Given instruction: Return every line below as is, leaving out the pictures.

Entries supplied:

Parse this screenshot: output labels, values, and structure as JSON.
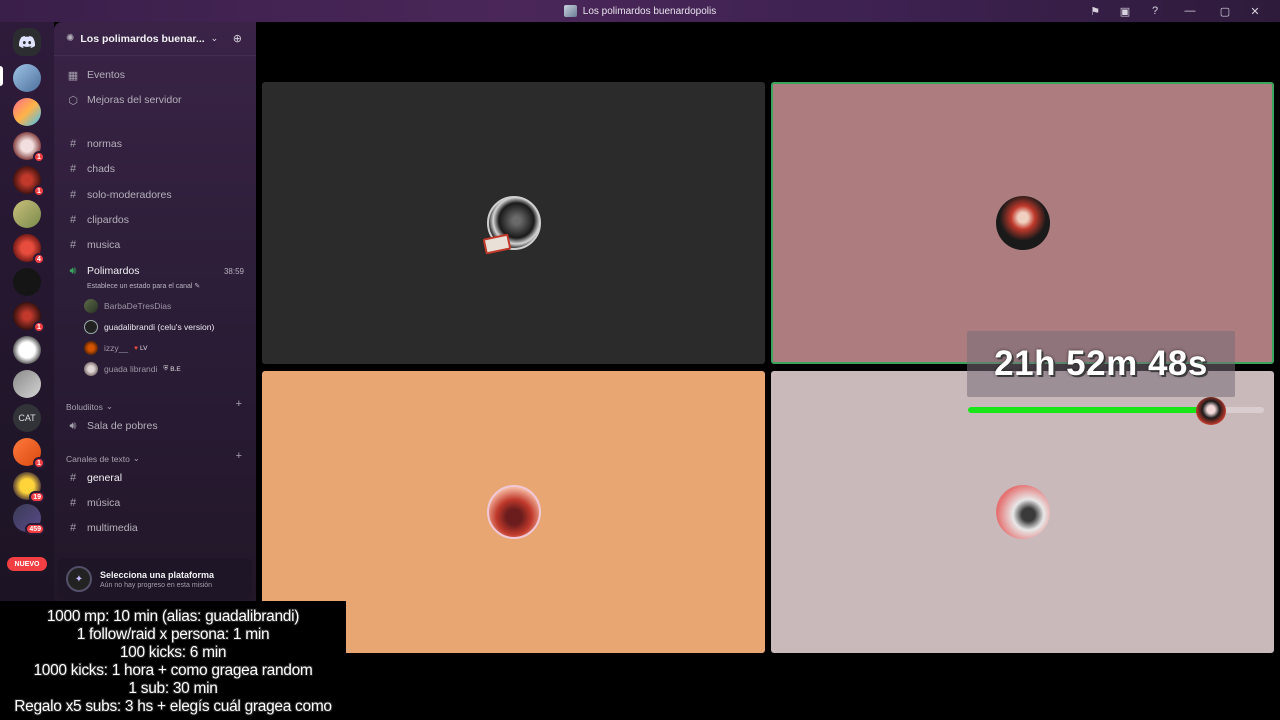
{
  "window": {
    "title": "Los polimardos buenardopolis"
  },
  "rail": {
    "nuevo_label": "NUEVO",
    "cat_label": "CAT",
    "badges": [
      "1",
      "1",
      "4",
      "1",
      "1",
      "19",
      "459"
    ]
  },
  "guild": {
    "name": "Los polimardos buenar...",
    "top_items": [
      {
        "label": "Eventos"
      },
      {
        "label": "Mejoras del servidor"
      }
    ],
    "channels": [
      {
        "label": "normas"
      },
      {
        "label": "chads"
      },
      {
        "label": "solo-moderadores"
      },
      {
        "label": "clipardos"
      },
      {
        "label": "musica"
      }
    ],
    "voice_channel": {
      "label": "Polimardos",
      "timer": "38:59",
      "status_hint": "Establece un estado para el canal",
      "users": [
        {
          "name": "BarbaDeTresDias",
          "tag": ""
        },
        {
          "name": "guadalibrandi (celu's version)",
          "tag": ""
        },
        {
          "name": "izzy__",
          "tag": "LV"
        },
        {
          "name": "guada librandi",
          "tag": "B.E"
        }
      ]
    },
    "categories": [
      {
        "label": "Boludiitos",
        "items": [
          {
            "label": "Sala de pobres"
          }
        ]
      },
      {
        "label": "Canales de texto",
        "items": [
          {
            "label": "general"
          },
          {
            "label": "música"
          },
          {
            "label": "multimedia"
          }
        ]
      }
    ],
    "quest": {
      "title": "Selecciona una plataforma",
      "subtitle": "Aún no hay progreso en esta misión"
    }
  },
  "overlay": {
    "lines": [
      "1000 mp: 10 min (alias: guadalibrandi)",
      "1 follow/raid x persona: 1 min",
      "100 kicks: 6 min",
      "1000 kicks: 1 hora + como gragea random",
      "1 sub: 30 min",
      "Regalo x5 subs: 3 hs + elegís cuál gragea como"
    ],
    "countdown": "21h 52m 48s",
    "progress": 0.82
  },
  "colors": {
    "tile1": "#2b2b2b",
    "tile2": "#ad7c7e",
    "tile3": "#e8a672",
    "tile4": "#c9b9bb",
    "speaking_border": "#3ba55d",
    "progress_green": "#19e619"
  }
}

Task response:
Parse this screenshot: output labels, values, and structure as JSON.
{
  "window": {
    "title": "Los polimardos buenardopolis"
  },
  "rail": {
    "nuevo_label": "NUEVO",
    "cat_label": "CAT",
    "badges": [
      "1",
      "1",
      "4",
      "1",
      "1",
      "19",
      "459"
    ]
  },
  "guild": {
    "name": "Los polimardos buenar...",
    "top_items": [
      {
        "label": "Eventos"
      },
      {
        "label": "Mejoras del servidor"
      }
    ],
    "channels": [
      {
        "label": "normas"
      },
      {
        "label": "chads"
      },
      {
        "label": "solo-moderadores"
      },
      {
        "label": "clipardos"
      },
      {
        "label": "musica"
      }
    ],
    "voice_channel": {
      "label": "Polimardos",
      "timer": "38:59",
      "status_hint": "Establece un estado para el canal",
      "users": [
        {
          "name": "BarbaDeTresDias",
          "tag": ""
        },
        {
          "name": "guadalibrandi (celu's version)",
          "tag": ""
        },
        {
          "name": "izzy__",
          "tag": "LV"
        },
        {
          "name": "guada librandi",
          "tag": "B.E"
        }
      ]
    },
    "categories": [
      {
        "label": "Boludiitos",
        "items": [
          {
            "label": "Sala de pobres"
          }
        ]
      },
      {
        "label": "Canales de texto",
        "items": [
          {
            "label": "general"
          },
          {
            "label": "música"
          },
          {
            "label": "multimedia"
          }
        ]
      }
    ],
    "quest": {
      "title": "Selecciona una plataforma",
      "subtitle": "Aún no hay progreso en esta misión"
    }
  },
  "overlay": {
    "lines": [
      "1000 mp: 10 min (alias: guadalibrandi)",
      "1 follow/raid x persona: 1 min",
      "100 kicks: 6 min",
      "1000 kicks: 1 hora + como gragea random",
      "1 sub: 30 min",
      "Regalo x5 subs: 3 hs + elegís cuál gragea como"
    ],
    "countdown": "21h 52m 48s",
    "progress": 0.82
  },
  "colors": {
    "tile1": "#2b2b2b",
    "tile2": "#ad7c7e",
    "tile3": "#e8a672",
    "tile4": "#c9b9bb",
    "speaking_border": "#3ba55d",
    "progress_green": "#19e619"
  }
}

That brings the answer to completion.